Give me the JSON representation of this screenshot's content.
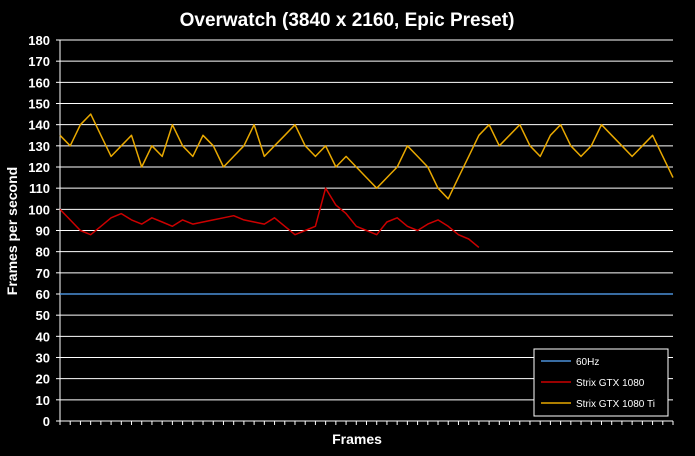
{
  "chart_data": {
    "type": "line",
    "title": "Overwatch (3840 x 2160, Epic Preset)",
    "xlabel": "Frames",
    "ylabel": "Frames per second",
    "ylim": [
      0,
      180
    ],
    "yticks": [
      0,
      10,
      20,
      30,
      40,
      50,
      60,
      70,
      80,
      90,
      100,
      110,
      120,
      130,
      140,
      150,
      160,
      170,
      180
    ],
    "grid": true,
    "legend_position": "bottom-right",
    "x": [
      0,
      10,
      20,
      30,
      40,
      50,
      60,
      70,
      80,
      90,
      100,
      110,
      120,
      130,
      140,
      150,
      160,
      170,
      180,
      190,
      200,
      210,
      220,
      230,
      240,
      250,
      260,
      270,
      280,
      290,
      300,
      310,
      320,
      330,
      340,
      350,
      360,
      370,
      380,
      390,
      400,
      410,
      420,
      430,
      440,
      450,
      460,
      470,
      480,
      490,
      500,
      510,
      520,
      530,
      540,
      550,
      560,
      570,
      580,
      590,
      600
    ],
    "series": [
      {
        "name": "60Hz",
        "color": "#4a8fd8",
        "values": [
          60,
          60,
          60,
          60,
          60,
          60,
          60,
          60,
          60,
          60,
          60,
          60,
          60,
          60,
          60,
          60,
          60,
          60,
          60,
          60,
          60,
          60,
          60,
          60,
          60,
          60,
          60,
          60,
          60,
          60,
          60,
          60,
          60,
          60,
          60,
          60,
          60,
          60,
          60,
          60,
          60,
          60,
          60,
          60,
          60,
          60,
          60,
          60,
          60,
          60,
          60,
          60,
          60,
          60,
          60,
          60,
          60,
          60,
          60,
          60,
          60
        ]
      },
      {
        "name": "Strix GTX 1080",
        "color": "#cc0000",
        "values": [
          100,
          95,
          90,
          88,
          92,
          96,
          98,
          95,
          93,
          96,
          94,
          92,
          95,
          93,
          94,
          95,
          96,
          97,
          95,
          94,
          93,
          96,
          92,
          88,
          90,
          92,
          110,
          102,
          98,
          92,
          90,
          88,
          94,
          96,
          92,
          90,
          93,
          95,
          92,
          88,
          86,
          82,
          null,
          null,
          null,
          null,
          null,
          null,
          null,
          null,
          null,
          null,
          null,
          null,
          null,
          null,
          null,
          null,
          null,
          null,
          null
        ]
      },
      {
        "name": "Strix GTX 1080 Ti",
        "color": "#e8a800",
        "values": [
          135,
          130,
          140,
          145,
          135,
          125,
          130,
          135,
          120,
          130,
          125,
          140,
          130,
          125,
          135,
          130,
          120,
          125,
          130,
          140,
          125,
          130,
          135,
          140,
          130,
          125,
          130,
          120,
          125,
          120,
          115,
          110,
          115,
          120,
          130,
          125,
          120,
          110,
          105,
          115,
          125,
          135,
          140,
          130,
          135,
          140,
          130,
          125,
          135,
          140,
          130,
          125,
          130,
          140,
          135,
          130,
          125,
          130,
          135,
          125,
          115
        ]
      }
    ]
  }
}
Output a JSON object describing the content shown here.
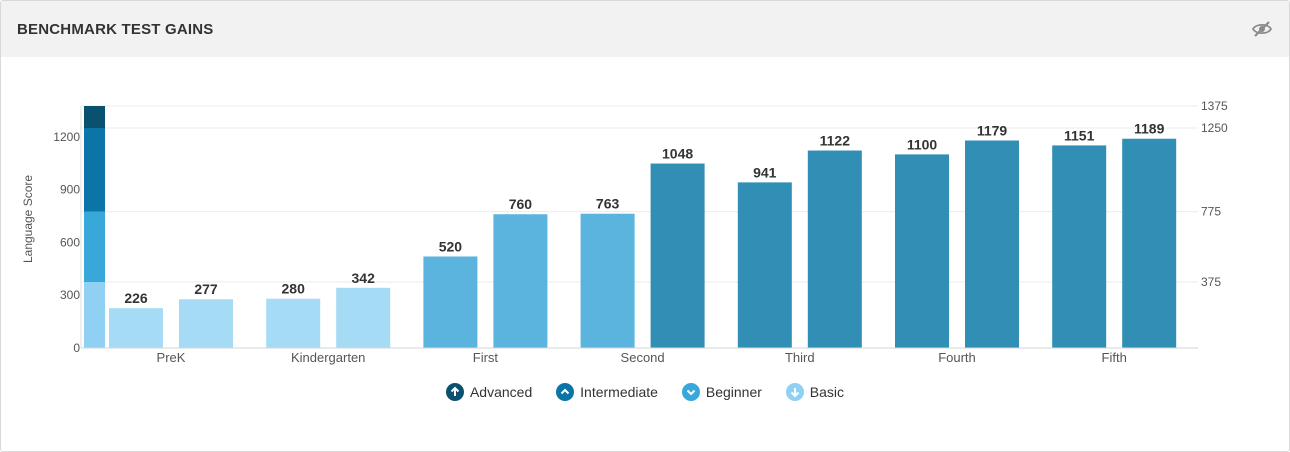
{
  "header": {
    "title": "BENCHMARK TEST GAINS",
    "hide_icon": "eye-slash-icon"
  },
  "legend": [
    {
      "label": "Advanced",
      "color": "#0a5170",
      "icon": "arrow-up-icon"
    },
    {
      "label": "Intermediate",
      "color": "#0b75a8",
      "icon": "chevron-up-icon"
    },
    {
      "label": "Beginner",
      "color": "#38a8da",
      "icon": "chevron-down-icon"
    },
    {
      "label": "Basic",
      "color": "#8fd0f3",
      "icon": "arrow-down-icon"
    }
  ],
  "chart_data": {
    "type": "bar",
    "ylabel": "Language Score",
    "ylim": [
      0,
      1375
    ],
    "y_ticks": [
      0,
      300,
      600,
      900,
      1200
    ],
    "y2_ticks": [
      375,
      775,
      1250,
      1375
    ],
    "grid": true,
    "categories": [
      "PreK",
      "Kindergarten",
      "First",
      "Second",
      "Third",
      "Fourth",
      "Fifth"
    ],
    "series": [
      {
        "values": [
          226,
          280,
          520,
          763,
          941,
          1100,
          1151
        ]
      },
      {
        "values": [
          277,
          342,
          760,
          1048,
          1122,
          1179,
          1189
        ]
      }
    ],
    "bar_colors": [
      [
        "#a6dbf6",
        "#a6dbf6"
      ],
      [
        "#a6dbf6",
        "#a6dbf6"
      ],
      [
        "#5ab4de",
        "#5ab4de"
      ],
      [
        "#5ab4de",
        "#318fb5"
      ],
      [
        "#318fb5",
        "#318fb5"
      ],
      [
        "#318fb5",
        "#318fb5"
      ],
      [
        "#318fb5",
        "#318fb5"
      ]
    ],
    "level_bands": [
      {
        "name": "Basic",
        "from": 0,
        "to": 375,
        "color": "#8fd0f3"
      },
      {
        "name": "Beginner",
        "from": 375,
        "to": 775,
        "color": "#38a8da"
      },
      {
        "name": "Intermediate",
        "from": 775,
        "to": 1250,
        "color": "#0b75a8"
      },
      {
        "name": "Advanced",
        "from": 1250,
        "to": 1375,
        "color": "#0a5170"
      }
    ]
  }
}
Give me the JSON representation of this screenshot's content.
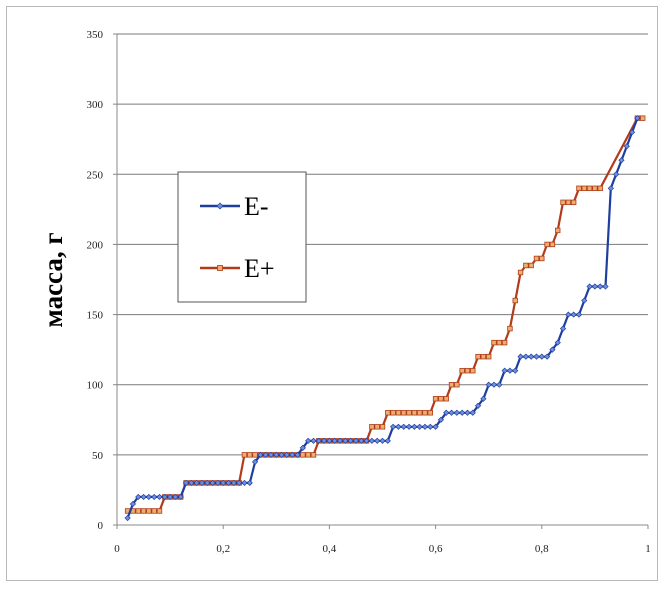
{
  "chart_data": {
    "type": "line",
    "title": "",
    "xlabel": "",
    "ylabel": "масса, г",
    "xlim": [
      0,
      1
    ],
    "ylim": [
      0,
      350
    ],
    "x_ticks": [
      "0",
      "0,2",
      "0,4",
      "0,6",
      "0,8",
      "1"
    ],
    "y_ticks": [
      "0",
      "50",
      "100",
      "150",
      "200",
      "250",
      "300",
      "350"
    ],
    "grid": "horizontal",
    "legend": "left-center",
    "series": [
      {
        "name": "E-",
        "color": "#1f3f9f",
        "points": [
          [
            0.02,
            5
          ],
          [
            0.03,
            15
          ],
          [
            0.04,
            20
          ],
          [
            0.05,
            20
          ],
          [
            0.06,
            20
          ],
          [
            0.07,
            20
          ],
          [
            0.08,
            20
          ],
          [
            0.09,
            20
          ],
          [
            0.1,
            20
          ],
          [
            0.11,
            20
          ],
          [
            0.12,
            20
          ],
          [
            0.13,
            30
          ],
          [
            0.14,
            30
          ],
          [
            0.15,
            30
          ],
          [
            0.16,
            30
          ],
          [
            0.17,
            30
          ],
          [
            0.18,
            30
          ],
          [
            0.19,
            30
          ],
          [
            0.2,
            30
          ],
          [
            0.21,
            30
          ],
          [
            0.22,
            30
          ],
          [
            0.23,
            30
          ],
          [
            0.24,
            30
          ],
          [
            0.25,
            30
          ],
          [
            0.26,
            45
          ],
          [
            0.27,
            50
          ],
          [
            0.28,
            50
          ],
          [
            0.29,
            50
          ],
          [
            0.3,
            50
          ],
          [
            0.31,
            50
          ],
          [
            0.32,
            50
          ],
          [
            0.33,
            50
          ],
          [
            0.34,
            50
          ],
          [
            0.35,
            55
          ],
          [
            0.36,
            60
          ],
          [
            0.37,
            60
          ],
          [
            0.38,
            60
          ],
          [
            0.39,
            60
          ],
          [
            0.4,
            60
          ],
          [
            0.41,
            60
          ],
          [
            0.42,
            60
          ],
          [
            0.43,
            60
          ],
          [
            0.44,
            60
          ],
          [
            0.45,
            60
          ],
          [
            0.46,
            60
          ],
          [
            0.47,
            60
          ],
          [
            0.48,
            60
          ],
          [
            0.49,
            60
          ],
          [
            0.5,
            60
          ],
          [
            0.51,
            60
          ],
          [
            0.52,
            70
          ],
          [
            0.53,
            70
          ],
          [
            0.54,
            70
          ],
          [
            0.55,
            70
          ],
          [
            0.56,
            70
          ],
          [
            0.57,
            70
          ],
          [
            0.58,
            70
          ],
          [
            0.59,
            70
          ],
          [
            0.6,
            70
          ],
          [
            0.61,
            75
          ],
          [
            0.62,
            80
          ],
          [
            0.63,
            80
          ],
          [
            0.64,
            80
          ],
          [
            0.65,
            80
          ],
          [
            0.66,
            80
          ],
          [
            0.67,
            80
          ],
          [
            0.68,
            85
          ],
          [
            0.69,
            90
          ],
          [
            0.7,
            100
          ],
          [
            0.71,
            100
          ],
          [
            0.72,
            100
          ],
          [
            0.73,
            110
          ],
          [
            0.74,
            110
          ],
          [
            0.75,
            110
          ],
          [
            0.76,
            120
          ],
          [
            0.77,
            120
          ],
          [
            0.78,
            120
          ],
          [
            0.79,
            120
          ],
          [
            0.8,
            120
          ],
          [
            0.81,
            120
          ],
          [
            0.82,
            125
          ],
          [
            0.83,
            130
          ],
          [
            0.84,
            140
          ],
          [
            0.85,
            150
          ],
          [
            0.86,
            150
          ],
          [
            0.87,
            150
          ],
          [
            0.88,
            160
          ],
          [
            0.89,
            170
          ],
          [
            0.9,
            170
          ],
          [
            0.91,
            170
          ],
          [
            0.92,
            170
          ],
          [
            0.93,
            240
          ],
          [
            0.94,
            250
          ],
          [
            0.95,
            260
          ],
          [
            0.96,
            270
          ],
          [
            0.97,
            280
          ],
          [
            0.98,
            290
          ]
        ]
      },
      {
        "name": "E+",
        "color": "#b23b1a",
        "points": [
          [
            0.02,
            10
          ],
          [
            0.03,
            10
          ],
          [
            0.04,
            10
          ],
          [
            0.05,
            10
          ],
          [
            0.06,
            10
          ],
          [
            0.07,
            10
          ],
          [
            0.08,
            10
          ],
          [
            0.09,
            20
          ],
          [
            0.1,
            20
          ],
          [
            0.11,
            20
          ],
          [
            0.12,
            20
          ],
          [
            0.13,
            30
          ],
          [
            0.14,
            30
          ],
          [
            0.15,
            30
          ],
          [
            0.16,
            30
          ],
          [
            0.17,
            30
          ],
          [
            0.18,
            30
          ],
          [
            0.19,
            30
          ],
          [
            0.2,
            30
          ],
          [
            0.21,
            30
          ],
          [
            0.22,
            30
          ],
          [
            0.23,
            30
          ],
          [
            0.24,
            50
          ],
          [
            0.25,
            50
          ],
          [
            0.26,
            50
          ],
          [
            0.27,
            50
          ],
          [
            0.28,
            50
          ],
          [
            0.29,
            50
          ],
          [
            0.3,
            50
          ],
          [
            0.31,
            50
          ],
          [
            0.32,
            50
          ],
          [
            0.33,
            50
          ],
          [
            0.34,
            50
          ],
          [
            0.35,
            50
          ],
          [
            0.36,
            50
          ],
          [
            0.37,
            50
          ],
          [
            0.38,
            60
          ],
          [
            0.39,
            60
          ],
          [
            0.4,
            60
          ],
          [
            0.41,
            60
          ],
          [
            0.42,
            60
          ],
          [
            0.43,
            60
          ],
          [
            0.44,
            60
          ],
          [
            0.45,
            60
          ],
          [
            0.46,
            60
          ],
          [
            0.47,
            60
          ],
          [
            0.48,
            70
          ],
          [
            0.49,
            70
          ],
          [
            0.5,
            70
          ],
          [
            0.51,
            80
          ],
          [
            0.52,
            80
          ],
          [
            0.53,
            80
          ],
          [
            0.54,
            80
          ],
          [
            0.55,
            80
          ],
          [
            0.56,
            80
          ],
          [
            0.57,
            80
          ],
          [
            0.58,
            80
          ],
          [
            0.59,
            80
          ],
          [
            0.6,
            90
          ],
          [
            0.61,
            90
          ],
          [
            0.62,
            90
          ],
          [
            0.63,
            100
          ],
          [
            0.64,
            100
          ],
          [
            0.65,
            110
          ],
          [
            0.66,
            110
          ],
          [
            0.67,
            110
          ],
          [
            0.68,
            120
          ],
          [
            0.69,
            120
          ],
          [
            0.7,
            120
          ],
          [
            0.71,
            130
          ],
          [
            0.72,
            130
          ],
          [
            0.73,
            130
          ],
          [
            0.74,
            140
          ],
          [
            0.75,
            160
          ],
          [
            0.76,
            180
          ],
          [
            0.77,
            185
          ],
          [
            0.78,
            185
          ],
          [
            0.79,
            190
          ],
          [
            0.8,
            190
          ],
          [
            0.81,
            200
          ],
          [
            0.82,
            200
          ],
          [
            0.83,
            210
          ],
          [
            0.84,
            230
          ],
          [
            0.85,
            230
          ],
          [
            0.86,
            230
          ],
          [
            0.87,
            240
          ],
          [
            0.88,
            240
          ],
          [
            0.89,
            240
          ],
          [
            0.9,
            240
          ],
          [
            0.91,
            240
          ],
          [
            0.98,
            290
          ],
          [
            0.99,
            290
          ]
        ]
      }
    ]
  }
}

**TASK REQUIREMENTS**:
Read through the entries and copy every line that includes "down".

**SOLUTION FOR THIS TASK**:
      "icon": "chevron-down-icon"
      "icon": "arrow-down-icon"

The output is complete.